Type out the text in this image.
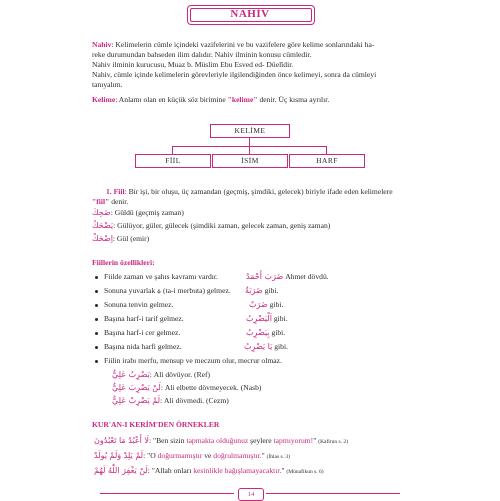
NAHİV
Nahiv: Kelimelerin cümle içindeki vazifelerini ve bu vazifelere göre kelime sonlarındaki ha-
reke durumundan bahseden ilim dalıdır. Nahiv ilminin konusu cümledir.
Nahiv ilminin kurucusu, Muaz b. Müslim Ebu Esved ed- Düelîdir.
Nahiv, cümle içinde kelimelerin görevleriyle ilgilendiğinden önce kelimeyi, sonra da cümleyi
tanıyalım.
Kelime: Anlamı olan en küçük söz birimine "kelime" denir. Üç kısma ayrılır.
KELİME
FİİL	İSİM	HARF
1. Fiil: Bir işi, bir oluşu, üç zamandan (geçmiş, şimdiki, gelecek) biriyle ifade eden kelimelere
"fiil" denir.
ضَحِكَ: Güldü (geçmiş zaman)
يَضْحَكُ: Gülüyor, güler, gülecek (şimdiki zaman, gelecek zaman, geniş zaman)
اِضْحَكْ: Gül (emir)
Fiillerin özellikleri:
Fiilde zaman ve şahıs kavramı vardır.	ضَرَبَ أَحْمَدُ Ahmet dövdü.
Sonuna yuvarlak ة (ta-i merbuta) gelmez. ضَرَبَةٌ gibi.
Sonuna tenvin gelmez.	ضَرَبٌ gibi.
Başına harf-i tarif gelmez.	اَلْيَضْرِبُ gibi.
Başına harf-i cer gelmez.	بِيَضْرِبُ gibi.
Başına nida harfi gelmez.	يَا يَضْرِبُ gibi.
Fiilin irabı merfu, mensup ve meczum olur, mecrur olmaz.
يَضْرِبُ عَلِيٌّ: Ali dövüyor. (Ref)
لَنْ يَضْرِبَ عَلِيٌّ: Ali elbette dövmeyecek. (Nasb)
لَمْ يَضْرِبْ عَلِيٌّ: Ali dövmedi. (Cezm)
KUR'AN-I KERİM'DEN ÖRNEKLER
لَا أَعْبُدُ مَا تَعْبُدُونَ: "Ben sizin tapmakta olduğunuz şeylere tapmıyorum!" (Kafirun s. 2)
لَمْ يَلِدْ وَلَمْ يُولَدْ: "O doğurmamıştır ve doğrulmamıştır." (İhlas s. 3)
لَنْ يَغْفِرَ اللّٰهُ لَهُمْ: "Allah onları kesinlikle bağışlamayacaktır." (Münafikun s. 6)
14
· · · · · · ·
▶ **What is required**
Gather and return every line that holds the string "ilminin".

▶ **Solution below**
reke durumundan bahseden ilim dalıdır. Nahiv ilminin konusu cümledir.
Nahiv ilminin kurucusu, Muaz b. Müslim Ebu Esved ed- Düelîdir.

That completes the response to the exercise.